◆ **Records for the task**:

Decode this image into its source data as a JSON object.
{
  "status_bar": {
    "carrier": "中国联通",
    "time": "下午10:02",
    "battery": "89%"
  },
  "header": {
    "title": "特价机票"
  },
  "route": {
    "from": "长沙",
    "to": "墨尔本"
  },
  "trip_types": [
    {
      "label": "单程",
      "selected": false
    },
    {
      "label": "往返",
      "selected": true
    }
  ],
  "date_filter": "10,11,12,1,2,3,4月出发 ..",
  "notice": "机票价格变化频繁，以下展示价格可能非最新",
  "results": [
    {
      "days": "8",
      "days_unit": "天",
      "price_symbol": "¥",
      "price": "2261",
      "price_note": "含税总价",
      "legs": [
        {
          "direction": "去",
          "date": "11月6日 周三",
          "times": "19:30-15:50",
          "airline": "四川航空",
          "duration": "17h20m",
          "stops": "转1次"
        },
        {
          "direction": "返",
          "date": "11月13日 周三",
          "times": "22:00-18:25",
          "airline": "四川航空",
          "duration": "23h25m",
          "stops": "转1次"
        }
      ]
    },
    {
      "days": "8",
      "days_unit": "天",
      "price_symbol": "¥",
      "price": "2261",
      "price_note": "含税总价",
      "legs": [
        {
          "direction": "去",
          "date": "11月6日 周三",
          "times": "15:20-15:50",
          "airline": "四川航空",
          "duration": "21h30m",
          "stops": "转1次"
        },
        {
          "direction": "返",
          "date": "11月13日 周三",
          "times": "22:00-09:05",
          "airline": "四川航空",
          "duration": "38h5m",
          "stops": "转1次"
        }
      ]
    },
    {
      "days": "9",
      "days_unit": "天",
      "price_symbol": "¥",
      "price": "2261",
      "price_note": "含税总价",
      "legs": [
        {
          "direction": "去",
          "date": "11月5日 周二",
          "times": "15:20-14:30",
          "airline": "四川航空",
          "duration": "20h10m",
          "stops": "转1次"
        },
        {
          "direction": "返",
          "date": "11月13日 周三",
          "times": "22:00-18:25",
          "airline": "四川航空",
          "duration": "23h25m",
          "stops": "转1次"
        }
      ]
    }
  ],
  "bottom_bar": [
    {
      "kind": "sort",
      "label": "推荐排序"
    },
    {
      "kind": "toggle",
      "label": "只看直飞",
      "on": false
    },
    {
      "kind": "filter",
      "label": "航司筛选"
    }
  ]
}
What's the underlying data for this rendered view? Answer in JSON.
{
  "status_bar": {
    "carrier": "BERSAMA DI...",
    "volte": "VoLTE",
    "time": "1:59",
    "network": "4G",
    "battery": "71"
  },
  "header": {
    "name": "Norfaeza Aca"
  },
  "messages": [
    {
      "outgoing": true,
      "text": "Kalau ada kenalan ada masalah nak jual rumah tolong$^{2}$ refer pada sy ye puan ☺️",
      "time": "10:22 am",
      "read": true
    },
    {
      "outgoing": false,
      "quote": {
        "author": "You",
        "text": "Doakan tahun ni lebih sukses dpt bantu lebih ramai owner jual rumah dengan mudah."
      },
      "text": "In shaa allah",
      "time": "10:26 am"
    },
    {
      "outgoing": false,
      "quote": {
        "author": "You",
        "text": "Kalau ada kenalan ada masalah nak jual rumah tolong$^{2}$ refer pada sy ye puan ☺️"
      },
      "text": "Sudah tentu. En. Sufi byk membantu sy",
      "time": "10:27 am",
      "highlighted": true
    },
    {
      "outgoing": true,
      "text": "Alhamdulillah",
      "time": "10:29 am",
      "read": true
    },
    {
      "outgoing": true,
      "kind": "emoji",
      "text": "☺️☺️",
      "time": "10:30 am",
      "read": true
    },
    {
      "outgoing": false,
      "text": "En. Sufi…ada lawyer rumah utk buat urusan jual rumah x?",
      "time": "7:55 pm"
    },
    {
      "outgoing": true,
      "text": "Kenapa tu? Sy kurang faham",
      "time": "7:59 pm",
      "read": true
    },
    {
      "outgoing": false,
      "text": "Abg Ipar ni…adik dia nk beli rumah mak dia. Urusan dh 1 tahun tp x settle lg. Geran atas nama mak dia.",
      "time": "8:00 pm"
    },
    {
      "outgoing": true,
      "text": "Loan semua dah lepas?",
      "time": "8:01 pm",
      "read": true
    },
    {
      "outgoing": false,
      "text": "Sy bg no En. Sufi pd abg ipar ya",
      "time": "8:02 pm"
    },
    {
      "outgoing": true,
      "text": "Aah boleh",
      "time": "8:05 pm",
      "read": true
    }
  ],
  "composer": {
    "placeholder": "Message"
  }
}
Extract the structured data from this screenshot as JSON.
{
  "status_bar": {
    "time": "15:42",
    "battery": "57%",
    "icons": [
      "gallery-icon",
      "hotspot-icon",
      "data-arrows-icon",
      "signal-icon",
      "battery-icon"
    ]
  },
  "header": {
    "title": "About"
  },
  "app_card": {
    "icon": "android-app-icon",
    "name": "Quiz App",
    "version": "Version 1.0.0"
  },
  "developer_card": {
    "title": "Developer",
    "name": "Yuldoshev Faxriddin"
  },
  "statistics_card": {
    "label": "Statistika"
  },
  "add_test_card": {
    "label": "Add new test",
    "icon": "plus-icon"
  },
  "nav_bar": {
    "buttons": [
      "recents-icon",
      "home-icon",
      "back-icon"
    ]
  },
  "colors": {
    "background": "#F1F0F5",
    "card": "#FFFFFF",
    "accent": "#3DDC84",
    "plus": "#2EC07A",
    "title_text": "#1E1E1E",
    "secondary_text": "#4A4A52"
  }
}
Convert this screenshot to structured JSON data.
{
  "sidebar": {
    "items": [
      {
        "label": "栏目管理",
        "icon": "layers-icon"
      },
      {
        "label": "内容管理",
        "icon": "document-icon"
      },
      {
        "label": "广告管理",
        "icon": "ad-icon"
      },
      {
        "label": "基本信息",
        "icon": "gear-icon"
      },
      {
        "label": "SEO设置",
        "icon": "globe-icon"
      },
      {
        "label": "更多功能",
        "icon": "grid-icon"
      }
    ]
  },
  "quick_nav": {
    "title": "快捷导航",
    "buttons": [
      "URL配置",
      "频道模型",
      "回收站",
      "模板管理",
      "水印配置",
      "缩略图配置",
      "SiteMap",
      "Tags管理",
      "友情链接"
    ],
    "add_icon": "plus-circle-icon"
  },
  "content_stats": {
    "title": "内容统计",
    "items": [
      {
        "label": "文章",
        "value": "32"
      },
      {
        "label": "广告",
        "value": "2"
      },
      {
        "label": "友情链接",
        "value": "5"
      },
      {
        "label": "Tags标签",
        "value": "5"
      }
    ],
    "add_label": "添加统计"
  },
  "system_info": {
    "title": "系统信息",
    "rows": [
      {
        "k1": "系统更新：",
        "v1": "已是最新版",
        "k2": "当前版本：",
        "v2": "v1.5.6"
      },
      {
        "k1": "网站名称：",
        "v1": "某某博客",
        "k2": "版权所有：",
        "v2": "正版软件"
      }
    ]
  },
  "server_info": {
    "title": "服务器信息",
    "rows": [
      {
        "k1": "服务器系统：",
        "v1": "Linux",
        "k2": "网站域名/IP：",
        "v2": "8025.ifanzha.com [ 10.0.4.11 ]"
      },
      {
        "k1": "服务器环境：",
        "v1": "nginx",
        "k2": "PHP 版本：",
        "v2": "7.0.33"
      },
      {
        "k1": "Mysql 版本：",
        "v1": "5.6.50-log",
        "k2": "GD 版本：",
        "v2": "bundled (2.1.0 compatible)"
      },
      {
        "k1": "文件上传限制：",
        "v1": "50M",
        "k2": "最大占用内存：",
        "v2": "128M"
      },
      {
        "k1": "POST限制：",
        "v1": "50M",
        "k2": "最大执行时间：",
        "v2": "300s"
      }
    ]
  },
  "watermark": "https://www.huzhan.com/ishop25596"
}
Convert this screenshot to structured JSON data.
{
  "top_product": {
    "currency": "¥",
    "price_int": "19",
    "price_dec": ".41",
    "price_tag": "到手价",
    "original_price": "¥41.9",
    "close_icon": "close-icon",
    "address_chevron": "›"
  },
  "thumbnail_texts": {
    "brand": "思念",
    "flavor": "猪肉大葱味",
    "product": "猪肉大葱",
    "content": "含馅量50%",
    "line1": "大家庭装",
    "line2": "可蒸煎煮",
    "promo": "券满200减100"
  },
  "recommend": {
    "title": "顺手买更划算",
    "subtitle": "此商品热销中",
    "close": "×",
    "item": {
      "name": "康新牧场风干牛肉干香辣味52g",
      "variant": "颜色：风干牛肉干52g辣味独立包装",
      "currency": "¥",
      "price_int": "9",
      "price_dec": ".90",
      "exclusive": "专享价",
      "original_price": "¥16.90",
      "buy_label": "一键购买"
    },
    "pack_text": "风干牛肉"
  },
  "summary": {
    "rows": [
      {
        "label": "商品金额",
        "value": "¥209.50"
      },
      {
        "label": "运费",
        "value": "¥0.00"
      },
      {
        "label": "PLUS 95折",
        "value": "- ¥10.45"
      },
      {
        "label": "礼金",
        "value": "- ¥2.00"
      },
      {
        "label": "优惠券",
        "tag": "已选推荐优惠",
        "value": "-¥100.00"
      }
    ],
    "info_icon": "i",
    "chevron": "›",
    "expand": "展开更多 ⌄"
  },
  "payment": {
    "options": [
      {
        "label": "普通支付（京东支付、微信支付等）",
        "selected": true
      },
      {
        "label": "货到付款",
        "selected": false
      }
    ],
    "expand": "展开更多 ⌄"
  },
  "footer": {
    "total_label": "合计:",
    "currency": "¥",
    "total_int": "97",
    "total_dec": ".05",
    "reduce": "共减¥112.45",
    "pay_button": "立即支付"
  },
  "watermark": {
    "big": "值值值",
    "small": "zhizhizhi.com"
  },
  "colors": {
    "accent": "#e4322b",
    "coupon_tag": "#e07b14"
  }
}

◆ **Task details**:
Copy out each line of the records that holds the string "refer".

◆ **Worked solution**:
      "text": "Kalau ada kenalan ada masalah nak jual rumah tolong$^{2}$ refer pada sy ye puan ☺️",
        "text": "Kalau ada kenalan ada masalah nak jual rumah tolong$^{2}$ refer pada sy ye puan ☺️"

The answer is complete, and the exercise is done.